● Challenge: Locate every line in the records below that holds the word "quantile" and return each one.

● Source data:
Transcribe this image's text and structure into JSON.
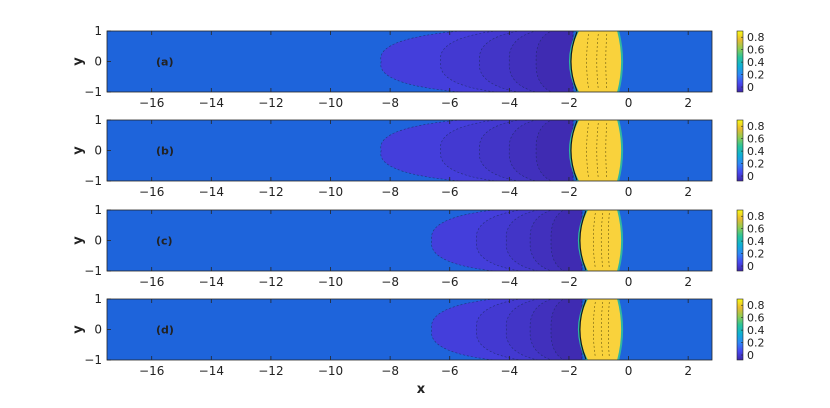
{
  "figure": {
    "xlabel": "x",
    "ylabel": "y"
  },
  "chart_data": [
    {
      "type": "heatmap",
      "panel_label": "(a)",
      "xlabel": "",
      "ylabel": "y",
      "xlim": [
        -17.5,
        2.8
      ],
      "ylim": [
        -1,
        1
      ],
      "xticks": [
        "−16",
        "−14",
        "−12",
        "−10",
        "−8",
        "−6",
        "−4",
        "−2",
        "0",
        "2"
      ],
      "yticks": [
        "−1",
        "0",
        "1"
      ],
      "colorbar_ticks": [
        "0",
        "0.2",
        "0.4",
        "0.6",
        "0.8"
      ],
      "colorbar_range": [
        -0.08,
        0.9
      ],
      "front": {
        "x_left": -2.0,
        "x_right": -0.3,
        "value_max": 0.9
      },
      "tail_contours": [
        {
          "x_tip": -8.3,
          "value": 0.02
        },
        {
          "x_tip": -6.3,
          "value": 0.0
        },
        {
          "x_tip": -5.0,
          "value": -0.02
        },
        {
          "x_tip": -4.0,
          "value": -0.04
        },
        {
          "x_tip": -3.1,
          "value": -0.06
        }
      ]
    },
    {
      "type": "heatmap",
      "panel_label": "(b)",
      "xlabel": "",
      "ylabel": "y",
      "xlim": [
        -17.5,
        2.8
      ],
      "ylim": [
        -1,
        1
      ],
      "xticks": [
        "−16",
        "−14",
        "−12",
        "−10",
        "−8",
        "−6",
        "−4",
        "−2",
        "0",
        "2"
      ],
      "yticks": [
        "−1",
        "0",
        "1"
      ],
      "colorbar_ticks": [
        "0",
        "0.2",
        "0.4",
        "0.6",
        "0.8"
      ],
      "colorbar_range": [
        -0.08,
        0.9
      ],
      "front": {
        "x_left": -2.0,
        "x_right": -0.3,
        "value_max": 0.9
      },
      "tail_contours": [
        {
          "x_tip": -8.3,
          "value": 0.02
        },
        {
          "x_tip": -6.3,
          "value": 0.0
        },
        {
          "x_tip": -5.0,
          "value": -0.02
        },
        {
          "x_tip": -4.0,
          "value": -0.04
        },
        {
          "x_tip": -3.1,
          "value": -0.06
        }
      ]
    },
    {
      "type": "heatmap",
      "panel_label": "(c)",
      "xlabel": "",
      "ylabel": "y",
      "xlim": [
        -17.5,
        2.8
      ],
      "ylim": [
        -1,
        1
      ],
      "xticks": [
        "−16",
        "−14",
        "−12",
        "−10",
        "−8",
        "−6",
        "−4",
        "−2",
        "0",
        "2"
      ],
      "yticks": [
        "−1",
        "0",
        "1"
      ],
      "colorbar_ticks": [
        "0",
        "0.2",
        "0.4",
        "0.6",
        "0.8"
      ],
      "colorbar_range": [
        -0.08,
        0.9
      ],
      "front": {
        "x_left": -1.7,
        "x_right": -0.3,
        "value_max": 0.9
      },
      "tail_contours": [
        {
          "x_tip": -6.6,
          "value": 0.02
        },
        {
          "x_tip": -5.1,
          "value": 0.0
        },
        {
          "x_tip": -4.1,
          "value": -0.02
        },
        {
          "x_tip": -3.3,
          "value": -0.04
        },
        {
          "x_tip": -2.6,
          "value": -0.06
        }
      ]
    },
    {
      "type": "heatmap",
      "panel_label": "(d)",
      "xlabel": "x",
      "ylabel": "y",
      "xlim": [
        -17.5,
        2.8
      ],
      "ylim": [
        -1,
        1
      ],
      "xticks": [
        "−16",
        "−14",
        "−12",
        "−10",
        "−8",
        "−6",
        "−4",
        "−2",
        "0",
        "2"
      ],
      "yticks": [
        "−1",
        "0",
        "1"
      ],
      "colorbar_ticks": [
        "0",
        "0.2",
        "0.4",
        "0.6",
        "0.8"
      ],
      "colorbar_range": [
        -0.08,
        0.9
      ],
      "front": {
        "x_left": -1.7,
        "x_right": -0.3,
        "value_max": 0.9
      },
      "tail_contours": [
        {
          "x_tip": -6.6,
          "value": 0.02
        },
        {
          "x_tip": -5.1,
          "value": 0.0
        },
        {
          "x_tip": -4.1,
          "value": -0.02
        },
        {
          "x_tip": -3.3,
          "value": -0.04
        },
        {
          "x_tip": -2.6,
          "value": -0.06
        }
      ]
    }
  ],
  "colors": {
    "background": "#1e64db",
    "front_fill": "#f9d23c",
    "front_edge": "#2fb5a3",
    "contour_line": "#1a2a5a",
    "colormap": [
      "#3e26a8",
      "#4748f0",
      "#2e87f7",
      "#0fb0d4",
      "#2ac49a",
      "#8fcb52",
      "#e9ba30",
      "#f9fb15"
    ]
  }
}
---
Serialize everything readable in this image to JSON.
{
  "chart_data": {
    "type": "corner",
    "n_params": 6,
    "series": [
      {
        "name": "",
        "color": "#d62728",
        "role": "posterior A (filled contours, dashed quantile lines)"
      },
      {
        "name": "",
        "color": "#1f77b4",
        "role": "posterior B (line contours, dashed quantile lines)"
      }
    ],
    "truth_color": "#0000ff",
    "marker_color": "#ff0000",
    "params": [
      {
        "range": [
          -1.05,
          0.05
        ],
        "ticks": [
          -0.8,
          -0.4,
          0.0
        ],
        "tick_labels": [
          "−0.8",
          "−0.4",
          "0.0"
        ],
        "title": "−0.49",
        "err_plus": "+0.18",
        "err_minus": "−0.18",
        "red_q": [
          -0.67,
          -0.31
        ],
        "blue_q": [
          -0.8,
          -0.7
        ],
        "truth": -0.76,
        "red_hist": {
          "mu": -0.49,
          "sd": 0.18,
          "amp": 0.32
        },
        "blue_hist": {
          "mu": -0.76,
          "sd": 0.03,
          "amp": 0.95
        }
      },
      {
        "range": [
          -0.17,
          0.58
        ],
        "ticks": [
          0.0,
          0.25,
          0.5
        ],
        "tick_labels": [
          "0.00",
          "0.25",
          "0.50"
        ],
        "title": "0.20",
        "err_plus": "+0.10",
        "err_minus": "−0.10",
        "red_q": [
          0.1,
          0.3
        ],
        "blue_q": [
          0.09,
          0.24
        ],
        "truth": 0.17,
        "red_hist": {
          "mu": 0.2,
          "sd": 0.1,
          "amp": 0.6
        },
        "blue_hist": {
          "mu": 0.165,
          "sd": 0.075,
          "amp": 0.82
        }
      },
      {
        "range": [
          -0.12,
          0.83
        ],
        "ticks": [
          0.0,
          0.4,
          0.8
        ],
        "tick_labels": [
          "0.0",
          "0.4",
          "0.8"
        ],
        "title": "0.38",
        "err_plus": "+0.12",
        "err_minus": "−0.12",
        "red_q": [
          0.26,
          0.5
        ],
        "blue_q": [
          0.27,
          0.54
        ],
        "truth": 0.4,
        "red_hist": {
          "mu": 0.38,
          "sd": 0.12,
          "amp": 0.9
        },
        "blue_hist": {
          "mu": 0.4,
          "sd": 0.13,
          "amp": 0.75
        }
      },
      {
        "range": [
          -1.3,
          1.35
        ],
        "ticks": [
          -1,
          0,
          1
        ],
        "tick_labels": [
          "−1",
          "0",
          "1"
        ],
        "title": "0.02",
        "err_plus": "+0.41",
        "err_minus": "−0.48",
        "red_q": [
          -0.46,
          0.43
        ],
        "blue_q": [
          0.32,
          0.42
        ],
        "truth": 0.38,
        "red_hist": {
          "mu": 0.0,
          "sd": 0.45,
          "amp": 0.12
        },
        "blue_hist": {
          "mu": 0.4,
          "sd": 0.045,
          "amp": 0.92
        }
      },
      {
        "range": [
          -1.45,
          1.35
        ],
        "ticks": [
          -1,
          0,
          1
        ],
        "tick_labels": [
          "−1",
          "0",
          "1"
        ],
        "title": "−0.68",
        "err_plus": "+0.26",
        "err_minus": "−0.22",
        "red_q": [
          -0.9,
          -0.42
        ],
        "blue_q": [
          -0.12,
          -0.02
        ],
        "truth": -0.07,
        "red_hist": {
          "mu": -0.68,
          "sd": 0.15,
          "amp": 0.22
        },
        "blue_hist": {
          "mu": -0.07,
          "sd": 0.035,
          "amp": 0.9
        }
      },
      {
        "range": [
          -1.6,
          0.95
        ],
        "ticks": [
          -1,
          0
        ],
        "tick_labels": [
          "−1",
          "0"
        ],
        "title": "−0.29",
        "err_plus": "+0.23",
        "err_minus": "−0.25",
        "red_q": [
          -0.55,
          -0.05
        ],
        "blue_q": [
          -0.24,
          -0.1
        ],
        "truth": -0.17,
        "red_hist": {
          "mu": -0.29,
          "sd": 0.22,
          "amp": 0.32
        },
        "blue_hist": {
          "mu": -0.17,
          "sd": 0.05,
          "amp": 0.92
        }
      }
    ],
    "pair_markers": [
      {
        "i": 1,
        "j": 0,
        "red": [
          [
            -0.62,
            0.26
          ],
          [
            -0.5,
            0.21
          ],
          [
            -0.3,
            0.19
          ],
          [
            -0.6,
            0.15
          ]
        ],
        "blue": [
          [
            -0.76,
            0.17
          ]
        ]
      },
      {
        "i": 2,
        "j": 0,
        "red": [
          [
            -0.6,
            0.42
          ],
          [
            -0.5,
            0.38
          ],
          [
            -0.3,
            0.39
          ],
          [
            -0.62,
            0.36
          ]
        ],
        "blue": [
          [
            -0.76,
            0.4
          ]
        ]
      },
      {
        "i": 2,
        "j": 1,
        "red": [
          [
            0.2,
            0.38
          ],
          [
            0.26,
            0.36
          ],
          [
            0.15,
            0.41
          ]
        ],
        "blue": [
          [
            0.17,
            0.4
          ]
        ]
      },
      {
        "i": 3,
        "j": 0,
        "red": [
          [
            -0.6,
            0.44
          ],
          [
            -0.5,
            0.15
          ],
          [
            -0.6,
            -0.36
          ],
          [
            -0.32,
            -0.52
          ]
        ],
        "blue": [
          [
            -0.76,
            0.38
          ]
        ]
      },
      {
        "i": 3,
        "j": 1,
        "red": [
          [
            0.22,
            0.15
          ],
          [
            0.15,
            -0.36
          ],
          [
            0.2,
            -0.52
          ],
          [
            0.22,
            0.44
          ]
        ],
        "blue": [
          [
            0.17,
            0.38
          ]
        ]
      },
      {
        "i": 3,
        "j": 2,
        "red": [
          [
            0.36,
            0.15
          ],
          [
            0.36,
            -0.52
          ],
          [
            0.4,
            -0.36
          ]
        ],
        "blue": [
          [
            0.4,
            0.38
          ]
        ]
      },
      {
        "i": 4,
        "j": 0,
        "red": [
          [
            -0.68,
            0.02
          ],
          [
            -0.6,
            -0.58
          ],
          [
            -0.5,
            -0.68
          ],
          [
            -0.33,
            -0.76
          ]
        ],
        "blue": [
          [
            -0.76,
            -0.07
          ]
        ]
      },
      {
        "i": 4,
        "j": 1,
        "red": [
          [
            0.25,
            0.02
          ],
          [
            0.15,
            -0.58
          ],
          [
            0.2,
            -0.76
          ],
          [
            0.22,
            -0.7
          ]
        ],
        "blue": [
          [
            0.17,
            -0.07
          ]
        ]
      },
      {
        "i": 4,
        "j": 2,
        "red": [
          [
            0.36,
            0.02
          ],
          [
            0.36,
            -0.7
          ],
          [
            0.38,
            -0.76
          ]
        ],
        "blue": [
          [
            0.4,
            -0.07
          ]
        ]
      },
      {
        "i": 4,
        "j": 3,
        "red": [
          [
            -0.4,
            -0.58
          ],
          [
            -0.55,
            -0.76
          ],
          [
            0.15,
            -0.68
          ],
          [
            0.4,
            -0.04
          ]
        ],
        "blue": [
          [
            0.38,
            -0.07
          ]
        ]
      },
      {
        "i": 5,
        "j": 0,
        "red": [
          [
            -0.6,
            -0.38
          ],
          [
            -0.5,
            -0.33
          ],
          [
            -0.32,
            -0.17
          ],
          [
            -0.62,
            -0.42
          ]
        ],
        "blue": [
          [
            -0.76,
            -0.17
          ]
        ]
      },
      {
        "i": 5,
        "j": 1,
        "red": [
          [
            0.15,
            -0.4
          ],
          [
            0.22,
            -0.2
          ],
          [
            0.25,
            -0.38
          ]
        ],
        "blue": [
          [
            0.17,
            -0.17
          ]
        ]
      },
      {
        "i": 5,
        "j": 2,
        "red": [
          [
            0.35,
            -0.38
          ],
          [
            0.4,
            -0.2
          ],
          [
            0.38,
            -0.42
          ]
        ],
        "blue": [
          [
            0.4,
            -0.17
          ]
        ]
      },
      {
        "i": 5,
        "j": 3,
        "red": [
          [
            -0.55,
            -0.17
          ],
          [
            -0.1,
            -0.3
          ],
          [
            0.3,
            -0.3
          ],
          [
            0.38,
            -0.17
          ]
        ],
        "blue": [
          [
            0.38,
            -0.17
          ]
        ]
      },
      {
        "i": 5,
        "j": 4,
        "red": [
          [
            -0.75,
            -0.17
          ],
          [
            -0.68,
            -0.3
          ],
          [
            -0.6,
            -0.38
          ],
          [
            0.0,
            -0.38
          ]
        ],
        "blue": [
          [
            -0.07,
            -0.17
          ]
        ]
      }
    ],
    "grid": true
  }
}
* * *
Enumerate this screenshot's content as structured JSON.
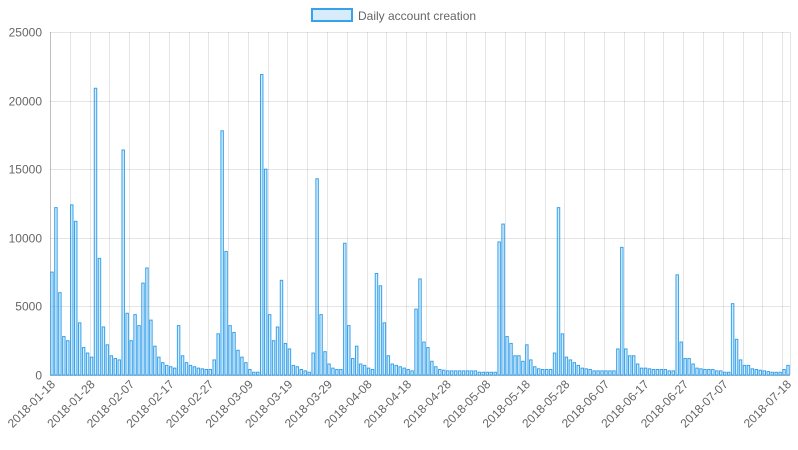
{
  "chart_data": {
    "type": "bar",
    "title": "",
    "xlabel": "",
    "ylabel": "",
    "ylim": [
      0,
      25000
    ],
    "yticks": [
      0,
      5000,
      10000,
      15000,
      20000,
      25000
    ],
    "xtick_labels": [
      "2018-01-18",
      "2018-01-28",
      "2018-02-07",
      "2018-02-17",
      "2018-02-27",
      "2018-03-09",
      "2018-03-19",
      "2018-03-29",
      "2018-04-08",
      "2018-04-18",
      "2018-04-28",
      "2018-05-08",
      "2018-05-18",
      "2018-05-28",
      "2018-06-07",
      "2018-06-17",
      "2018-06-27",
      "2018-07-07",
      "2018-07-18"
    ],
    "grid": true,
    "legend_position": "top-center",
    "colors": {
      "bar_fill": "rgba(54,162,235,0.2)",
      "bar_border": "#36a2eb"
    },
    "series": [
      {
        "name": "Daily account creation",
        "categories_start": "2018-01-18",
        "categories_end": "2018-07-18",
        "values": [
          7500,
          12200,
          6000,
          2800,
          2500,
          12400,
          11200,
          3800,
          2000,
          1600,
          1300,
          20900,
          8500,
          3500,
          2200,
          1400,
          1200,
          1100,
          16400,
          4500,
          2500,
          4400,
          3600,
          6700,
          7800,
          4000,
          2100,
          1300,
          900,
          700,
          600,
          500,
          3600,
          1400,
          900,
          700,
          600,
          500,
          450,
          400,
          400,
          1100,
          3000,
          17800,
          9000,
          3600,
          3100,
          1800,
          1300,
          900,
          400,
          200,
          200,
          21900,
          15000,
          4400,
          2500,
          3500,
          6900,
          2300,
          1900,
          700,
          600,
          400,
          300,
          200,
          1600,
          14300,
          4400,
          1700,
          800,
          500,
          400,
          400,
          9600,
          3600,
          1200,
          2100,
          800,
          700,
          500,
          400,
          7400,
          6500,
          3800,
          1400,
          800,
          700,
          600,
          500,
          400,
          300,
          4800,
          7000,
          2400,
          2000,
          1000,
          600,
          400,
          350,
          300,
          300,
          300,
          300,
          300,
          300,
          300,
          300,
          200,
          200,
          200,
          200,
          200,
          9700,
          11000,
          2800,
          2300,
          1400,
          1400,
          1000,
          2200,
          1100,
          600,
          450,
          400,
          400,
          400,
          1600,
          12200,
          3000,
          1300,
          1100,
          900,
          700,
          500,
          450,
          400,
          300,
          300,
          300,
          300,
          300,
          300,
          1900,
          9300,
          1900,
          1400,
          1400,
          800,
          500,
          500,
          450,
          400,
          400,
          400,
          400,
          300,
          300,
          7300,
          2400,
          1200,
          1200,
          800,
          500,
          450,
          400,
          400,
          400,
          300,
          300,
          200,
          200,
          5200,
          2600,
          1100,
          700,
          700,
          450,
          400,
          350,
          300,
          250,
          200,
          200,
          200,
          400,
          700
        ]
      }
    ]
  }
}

● Task response:
        "role": "posterior A (filled contours, dashed quantile lines)"
        "role": "posterior B (line contours, dashed quantile lines)"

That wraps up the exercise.